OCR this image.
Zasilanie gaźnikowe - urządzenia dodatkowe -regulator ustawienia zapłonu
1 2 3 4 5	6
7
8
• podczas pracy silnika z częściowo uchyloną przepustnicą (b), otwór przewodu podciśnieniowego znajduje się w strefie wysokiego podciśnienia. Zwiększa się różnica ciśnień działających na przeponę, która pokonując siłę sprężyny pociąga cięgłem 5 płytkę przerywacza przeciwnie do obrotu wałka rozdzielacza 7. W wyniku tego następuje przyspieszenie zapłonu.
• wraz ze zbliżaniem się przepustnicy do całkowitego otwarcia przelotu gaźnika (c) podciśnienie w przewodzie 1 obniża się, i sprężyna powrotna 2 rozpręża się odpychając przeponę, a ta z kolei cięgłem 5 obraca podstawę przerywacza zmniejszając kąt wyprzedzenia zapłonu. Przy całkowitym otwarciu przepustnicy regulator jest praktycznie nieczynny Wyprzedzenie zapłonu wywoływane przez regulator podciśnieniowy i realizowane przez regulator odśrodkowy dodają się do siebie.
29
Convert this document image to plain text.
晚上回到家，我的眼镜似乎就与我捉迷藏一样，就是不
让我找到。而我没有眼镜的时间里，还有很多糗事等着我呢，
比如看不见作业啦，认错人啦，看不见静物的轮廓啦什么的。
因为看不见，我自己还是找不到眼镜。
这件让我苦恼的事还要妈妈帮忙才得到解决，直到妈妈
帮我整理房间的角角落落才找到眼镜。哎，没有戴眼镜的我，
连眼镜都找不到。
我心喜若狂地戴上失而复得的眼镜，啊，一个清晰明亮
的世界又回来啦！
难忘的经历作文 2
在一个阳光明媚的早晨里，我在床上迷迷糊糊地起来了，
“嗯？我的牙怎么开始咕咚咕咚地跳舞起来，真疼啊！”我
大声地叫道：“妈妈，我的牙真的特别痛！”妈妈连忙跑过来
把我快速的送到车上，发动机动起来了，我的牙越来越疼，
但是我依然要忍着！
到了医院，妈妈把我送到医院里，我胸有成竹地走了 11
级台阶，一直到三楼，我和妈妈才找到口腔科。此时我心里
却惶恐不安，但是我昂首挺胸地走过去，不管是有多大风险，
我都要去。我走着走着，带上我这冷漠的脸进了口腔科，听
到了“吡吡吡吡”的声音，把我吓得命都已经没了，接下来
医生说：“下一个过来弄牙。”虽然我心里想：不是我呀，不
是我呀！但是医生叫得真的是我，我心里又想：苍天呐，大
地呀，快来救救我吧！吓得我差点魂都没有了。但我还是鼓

────────

▸ **Required work**: Lines of the material that contain the word "zapłonu" are to be gathered.

▸ **Answer to this task**:
Zasilanie gaźnikowe - urządzenia dodatkowe -regulator ustawienia zapłonu
• podczas pracy silnika z częściowo uchyloną przepustnicą (b), otwór przewodu podciśnieniowego znajduje się w strefie wysokiego podciśnienia. Zwiększa się różnica ciśnień działających na przeponę, która pokonując siłę sprężyny pociąga cięgłem 5 płytkę przerywacza przeciwnie do obrotu wałka rozdzielacza 7. W wyniku tego następuje przyspieszenie zapłonu.
• wraz ze zbliżaniem się przepustnicy do całkowitego otwarcia przelotu gaźnika (c) podciśnienie w przewodzie 1 obniża się, i sprężyna powrotna 2 rozpręża się odpychając przeponę, a ta z kolei cięgłem 5 obraca podstawę przerywacza zmniejszając kąt wyprzedzenia zapłonu. Przy całkowitym otwarciu przepustnicy regulator jest praktycznie nieczynny Wyprzedzenie zapłonu wywoływane przez regulator podciśnieniowy i realizowane przez regulator odśrodkowy dodają się do siebie.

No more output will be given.